(Items drawn from a data source)
*****
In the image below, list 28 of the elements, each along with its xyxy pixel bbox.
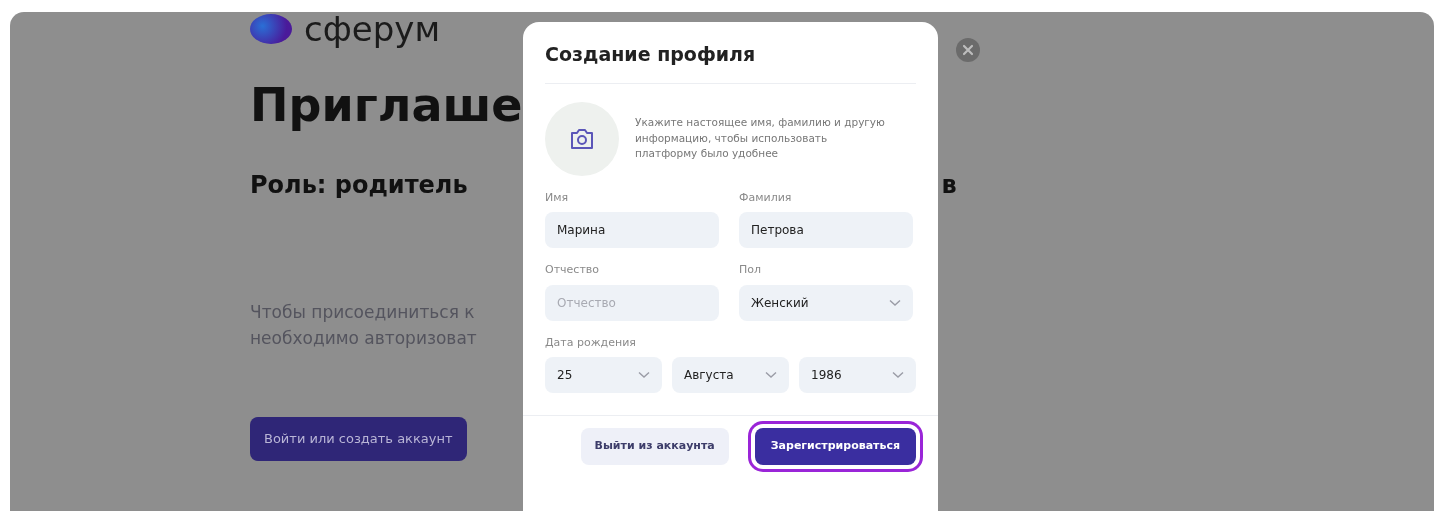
chevron-icon (765, 371, 777, 379)
close-icon[interactable] (956, 38, 980, 62)
chevron-icon (889, 298, 901, 307)
page-title: Приглаше (250, 80, 523, 131)
select-field[interactable]: 1986 (799, 357, 916, 393)
hint-text: Укажите настоящее имя, фамилию и другую информацию, чтобы использовать платформу было удобнее (635, 114, 885, 162)
logout-button[interactable]: Выйти из аккаунта (580, 428, 729, 465)
field-label: Пол (739, 262, 763, 278)
field-label: Фамилия (739, 189, 793, 206)
select-field[interactable]: 25 (545, 357, 662, 393)
camera-icon (569, 127, 595, 150)
login-button[interactable]: Войти или создать аккаунт (250, 417, 467, 461)
select-field[interactable]: Августа (672, 357, 789, 393)
logo-text: сферум (304, 12, 441, 46)
role-heading: в (941, 169, 957, 201)
input-field[interactable]: Отчество (545, 284, 719, 321)
chevron-icon (638, 371, 650, 379)
select-field[interactable]: Женский (739, 284, 913, 321)
chevron-icon (892, 371, 904, 379)
description-text: Чтобы присоединиться к необходимо авторизоват (250, 300, 477, 350)
input-field[interactable]: Петрова (739, 212, 913, 248)
role-heading: Роль: родитель (250, 169, 468, 201)
dialog-title: Создание профиля (545, 40, 916, 84)
field-label: Дата рождения (545, 334, 637, 351)
field-label: Имя (545, 189, 570, 206)
field-label: Отчество (545, 262, 600, 278)
input-field[interactable]: Марина (545, 212, 719, 248)
logo-icon (250, 14, 292, 44)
*****
(What is asked) Present every line of the records above as a numbered list, skipping any blank lines. Leave the picture out of your answer.

(Result of this exercise)
1. In the image below, list 28 of the elements, each along with its xyxy pixel bbox.
2. chevron-icon (765, 371, 777, 379)
3. close-icon[interactable] (956, 38, 980, 62)
4. chevron-icon (889, 298, 901, 307)
5. page-title: Приглаше (250, 80, 523, 131)
6. select-field[interactable]: 1986 (799, 357, 916, 393)
7. hint-text: Укажите настоящее имя, фамилию и другую информацию, чтобы использовать платформу было удобнее (635, 114, 885, 162)
8. logout-button[interactable]: Выйти из аккаунта (580, 428, 729, 465)
9. field-label: Пол (739, 262, 763, 278)
10. field-label: Фамилия (739, 189, 793, 206)
11. select-field[interactable]: 25 (545, 357, 662, 393)
12. camera-icon (569, 127, 595, 150)
13. login-button[interactable]: Войти или создать аккаунт (250, 417, 467, 461)
14. select-field[interactable]: Августа (672, 357, 789, 393)
15. logo-text: сферум (304, 12, 441, 46)
16. role-heading: в (941, 169, 957, 201)
17. input-field[interactable]: Отчество (545, 284, 719, 321)
18. chevron-icon (638, 371, 650, 379)
19. select-field[interactable]: Женский (739, 284, 913, 321)
20. chevron-icon (892, 371, 904, 379)
21. description-text: Чтобы присоединиться к необходимо авторизоват (250, 300, 477, 350)
22. input-field[interactable]: Петрова (739, 212, 913, 248)
23. role-heading: Роль: родитель (250, 169, 468, 201)
24. dialog-title: Создание профиля (545, 40, 916, 84)
25. field-label: Дата рождения (545, 334, 637, 351)
26. field-label: Имя (545, 189, 570, 206)
27. field-label: Отчество (545, 262, 600, 278)
28. input-field[interactable]: Марина (545, 212, 719, 248)
29. logo-icon (250, 14, 292, 44)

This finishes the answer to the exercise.